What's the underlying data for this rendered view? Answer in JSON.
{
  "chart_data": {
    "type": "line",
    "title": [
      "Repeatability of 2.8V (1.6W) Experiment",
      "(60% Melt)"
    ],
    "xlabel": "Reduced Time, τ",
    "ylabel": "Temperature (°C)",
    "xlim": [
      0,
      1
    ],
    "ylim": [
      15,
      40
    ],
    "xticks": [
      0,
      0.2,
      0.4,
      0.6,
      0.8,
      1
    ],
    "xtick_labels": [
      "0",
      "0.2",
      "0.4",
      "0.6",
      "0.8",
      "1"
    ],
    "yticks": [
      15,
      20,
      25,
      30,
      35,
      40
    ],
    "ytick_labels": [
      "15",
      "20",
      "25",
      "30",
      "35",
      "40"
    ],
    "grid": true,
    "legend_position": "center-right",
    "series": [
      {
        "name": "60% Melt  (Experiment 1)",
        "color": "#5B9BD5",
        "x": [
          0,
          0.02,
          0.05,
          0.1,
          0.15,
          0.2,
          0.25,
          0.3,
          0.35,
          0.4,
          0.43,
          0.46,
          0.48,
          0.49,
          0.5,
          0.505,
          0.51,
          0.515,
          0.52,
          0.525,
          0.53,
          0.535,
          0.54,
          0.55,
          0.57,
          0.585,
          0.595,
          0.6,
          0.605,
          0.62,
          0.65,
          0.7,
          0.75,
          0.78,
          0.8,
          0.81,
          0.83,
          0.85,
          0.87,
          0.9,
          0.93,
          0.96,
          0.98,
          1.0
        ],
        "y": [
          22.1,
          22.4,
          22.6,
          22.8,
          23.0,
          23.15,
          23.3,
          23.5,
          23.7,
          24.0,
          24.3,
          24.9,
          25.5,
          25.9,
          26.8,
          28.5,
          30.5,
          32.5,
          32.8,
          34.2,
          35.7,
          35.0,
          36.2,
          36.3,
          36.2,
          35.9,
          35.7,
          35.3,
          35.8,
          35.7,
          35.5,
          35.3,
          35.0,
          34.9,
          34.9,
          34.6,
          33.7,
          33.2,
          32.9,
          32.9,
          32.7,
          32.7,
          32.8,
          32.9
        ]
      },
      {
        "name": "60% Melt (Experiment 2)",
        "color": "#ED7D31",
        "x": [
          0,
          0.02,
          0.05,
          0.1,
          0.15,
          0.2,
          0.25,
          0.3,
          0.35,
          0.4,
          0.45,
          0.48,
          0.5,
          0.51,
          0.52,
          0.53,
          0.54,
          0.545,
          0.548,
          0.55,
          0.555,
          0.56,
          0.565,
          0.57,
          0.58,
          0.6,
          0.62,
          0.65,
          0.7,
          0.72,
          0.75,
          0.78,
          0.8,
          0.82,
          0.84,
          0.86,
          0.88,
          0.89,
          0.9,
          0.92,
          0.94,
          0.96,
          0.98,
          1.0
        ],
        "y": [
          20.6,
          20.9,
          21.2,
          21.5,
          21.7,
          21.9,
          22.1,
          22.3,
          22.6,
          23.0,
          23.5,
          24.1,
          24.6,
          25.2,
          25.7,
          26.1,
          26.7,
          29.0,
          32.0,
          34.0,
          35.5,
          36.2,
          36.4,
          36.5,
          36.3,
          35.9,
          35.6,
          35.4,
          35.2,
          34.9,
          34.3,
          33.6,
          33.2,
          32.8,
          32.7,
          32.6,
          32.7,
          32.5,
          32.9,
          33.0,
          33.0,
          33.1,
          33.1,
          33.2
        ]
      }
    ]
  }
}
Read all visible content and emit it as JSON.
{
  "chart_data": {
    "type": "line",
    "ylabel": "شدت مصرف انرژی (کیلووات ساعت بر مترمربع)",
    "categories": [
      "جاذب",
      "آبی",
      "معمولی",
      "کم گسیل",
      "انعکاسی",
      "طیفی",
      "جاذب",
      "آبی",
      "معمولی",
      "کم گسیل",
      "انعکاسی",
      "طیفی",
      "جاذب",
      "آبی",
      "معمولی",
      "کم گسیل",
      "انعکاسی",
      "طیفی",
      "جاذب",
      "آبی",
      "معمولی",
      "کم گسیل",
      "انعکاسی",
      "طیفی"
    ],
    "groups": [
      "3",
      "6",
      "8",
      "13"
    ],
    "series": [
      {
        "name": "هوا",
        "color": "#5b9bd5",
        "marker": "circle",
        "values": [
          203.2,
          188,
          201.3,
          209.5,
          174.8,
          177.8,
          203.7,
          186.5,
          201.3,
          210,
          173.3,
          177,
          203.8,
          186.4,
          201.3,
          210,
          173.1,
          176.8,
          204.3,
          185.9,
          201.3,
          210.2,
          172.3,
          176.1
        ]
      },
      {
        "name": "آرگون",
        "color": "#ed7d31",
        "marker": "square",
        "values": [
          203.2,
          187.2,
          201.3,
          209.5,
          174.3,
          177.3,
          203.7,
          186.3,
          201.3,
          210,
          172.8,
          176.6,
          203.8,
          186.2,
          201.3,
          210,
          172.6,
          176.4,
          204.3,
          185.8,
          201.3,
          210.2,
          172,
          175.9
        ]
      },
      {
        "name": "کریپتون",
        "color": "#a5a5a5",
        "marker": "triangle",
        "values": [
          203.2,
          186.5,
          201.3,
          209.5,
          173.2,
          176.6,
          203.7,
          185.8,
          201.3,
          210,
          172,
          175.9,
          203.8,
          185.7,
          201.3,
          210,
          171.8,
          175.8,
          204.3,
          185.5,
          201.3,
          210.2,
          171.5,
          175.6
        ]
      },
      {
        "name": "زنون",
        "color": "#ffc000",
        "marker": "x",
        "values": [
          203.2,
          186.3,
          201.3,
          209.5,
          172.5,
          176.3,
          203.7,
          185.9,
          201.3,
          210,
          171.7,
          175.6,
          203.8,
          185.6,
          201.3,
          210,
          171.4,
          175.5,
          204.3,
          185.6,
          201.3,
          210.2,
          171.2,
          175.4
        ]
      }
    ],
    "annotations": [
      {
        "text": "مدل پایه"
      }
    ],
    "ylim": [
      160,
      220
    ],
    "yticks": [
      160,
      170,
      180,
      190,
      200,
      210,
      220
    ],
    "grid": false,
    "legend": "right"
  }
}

_WHAT IS REQUIRED:_
Each entry must be reproduced verbatim.

_FINISHED EXERCISE:_
What's the underlying data for this rendered view? Answer in JSON.
{
  "chart_data": {
    "type": "line",
    "title": [
      "Repeatability of 2.8V (1.6W) Experiment",
      "(60% Melt)"
    ],
    "xlabel": "Reduced Time, τ",
    "ylabel": "Temperature (°C)",
    "xlim": [
      0,
      1
    ],
    "ylim": [
      15,
      40
    ],
    "xticks": [
      0,
      0.2,
      0.4,
      0.6,
      0.8,
      1
    ],
    "xtick_labels": [
      "0",
      "0.2",
      "0.4",
      "0.6",
      "0.8",
      "1"
    ],
    "yticks": [
      15,
      20,
      25,
      30,
      35,
      40
    ],
    "ytick_labels": [
      "15",
      "20",
      "25",
      "30",
      "35",
      "40"
    ],
    "grid": true,
    "legend_position": "center-right",
    "series": [
      {
        "name": "60% Melt  (Experiment 1)",
        "color": "#5B9BD5",
        "x": [
          0,
          0.02,
          0.05,
          0.1,
          0.15,
          0.2,
          0.25,
          0.3,
          0.35,
          0.4,
          0.43,
          0.46,
          0.48,
          0.49,
          0.5,
          0.505,
          0.51,
          0.515,
          0.52,
          0.525,
          0.53,
          0.535,
          0.54,
          0.55,
          0.57,
          0.585,
          0.595,
          0.6,
          0.605,
          0.62,
          0.65,
          0.7,
          0.75,
          0.78,
          0.8,
          0.81,
          0.83,
          0.85,
          0.87,
          0.9,
          0.93,
          0.96,
          0.98,
          1.0
        ],
        "y": [
          22.1,
          22.4,
          22.6,
          22.8,
          23.0,
          23.15,
          23.3,
          23.5,
          23.7,
          24.0,
          24.3,
          24.9,
          25.5,
          25.9,
          26.8,
          28.5,
          30.5,
          32.5,
          32.8,
          34.2,
          35.7,
          35.0,
          36.2,
          36.3,
          36.2,
          35.9,
          35.7,
          35.3,
          35.8,
          35.7,
          35.5,
          35.3,
          35.0,
          34.9,
          34.9,
          34.6,
          33.7,
          33.2,
          32.9,
          32.9,
          32.7,
          32.7,
          32.8,
          32.9
        ]
      },
      {
        "name": "60% Melt (Experiment 2)",
        "color": "#ED7D31",
        "x": [
          0,
          0.02,
          0.05,
          0.1,
          0.15,
          0.2,
          0.25,
          0.3,
          0.35,
          0.4,
          0.45,
          0.48,
          0.5,
          0.51,
          0.52,
          0.53,
          0.54,
          0.545,
          0.548,
          0.55,
          0.555,
          0.56,
          0.565,
          0.57,
          0.58,
          0.6,
          0.62,
          0.65,
          0.7,
          0.72,
          0.75,
          0.78,
          0.8,
          0.82,
          0.84,
          0.86,
          0.88,
          0.89,
          0.9,
          0.92,
          0.94,
          0.96,
          0.98,
          1.0
        ],
        "y": [
          20.6,
          20.9,
          21.2,
          21.5,
          21.7,
          21.9,
          22.1,
          22.3,
          22.6,
          23.0,
          23.5,
          24.1,
          24.6,
          25.2,
          25.7,
          26.1,
          26.7,
          29.0,
          32.0,
          34.0,
          35.5,
          36.2,
          36.4,
          36.5,
          36.3,
          35.9,
          35.6,
          35.4,
          35.2,
          34.9,
          34.3,
          33.6,
          33.2,
          32.8,
          32.7,
          32.6,
          32.7,
          32.5,
          32.9,
          33.0,
          33.0,
          33.1,
          33.1,
          33.2
        ]
      }
    ]
  }
}
Read all visible content and emit it as JSON.
{
  "chart_data": {
    "type": "line",
    "ylabel": "شدت مصرف انرژی (کیلووات ساعت بر مترمربع)",
    "categories": [
      "جاذب",
      "آبی",
      "معمولی",
      "کم گسیل",
      "انعکاسی",
      "طیفی",
      "جاذب",
      "آبی",
      "معمولی",
      "کم گسیل",
      "انعکاسی",
      "طیفی",
      "جاذب",
      "آبی",
      "معمولی",
      "کم گسیل",
      "انعکاسی",
      "طیفی",
      "جاذب",
      "آبی",
      "معمولی",
      "کم گسیل",
      "انعکاسی",
      "طیفی"
    ],
    "groups": [
      "3",
      "6",
      "8",
      "13"
    ],
    "series": [
      {
        "name": "هوا",
        "color": "#5b9bd5",
        "marker": "circle",
        "values": [
          203.2,
          188,
          201.3,
          209.5,
          174.8,
          177.8,
          203.7,
          186.5,
          201.3,
          210,
          173.3,
          177,
          203.8,
          186.4,
          201.3,
          210,
          173.1,
          176.8,
          204.3,
          185.9,
          201.3,
          210.2,
          172.3,
          176.1
        ]
      },
      {
        "name": "آرگون",
        "color": "#ed7d31",
        "marker": "square",
        "values": [
          203.2,
          187.2,
          201.3,
          209.5,
          174.3,
          177.3,
          203.7,
          186.3,
          201.3,
          210,
          172.8,
          176.6,
          203.8,
          186.2,
          201.3,
          210,
          172.6,
          176.4,
          204.3,
          185.8,
          201.3,
          210.2,
          172,
          175.9
        ]
      },
      {
        "name": "کریپتون",
        "color": "#a5a5a5",
        "marker": "triangle",
        "values": [
          203.2,
          186.5,
          201.3,
          209.5,
          173.2,
          176.6,
          203.7,
          185.8,
          201.3,
          210,
          172,
          175.9,
          203.8,
          185.7,
          201.3,
          210,
          171.8,
          175.8,
          204.3,
          185.5,
          201.3,
          210.2,
          171.5,
          175.6
        ]
      },
      {
        "name": "زنون",
        "color": "#ffc000",
        "marker": "x",
        "values": [
          203.2,
          186.3,
          201.3,
          209.5,
          172.5,
          176.3,
          203.7,
          185.9,
          201.3,
          210,
          171.7,
          175.6,
          203.8,
          185.6,
          201.3,
          210,
          171.4,
          175.5,
          204.3,
          185.6,
          201.3,
          210.2,
          171.2,
          175.4
        ]
      }
    ],
    "annotations": [
      {
        "text": "مدل پایه"
      }
    ],
    "ylim": [
      160,
      220
    ],
    "yticks": [
      160,
      170,
      180,
      190,
      200,
      210,
      220
    ],
    "grid": false,
    "legend": "right"
  }
}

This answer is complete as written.